> **EXERCISE DIRECTIONS**: Using the listing below, select the lines with the word "Ticket" and copy them.

Source records
● ● ● ● ●

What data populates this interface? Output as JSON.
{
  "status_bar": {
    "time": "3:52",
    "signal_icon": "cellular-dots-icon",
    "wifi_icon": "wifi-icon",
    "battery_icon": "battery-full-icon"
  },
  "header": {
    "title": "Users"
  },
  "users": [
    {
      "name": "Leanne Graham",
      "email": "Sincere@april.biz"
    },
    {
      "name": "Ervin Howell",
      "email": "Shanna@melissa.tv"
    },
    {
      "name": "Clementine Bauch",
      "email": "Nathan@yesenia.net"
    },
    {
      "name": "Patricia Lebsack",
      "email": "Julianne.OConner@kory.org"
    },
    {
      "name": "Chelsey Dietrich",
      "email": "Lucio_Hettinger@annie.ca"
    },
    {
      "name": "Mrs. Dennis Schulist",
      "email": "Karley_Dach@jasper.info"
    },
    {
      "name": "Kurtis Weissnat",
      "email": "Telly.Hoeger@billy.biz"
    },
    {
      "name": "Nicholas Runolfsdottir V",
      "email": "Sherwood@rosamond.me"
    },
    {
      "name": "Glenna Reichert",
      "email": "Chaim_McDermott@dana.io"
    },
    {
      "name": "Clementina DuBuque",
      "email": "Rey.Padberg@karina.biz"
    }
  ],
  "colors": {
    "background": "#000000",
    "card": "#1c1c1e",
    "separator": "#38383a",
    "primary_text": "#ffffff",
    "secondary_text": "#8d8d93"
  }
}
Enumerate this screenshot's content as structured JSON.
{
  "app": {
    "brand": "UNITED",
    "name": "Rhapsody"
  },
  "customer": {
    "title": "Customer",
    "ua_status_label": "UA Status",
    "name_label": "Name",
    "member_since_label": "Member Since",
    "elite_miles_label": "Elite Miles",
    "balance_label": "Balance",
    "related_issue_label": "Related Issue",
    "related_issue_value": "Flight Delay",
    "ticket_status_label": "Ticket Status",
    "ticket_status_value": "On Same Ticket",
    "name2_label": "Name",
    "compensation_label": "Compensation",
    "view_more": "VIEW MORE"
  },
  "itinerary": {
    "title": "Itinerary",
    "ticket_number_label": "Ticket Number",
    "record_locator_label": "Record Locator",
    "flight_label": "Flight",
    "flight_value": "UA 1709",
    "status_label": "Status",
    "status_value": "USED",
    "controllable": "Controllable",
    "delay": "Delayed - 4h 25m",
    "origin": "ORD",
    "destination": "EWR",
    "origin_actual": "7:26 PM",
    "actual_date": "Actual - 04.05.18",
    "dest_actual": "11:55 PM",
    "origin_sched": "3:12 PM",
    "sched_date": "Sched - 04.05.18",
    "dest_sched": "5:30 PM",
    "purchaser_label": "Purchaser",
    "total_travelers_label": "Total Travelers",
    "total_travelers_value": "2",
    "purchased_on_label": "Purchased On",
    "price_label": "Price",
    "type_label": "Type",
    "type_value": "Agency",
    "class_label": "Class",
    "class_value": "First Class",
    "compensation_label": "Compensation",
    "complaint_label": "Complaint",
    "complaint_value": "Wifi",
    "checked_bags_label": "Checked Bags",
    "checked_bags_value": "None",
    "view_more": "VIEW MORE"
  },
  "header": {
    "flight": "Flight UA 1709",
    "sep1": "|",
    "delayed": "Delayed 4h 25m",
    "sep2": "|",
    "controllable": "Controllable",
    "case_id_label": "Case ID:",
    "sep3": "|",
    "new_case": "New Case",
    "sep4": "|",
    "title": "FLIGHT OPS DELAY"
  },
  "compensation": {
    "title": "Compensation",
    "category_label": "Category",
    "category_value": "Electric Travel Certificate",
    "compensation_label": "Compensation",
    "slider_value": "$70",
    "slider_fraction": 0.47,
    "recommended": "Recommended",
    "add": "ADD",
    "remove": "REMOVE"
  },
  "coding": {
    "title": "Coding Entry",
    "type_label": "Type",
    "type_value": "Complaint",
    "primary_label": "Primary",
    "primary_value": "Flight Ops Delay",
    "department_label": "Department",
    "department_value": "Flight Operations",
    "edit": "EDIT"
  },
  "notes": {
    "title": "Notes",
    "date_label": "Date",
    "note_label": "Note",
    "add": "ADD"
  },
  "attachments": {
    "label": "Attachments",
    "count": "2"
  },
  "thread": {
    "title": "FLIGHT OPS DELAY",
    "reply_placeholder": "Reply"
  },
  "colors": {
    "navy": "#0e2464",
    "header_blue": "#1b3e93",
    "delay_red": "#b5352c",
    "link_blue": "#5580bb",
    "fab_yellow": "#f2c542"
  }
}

● ● ● ● ●

> **RESULT FOR THIS EXERCISE**:
    "ticket_status_label": "Ticket Status",
    "ticket_status_value": "On Same Ticket",
    "ticket_number_label": "Ticket Number",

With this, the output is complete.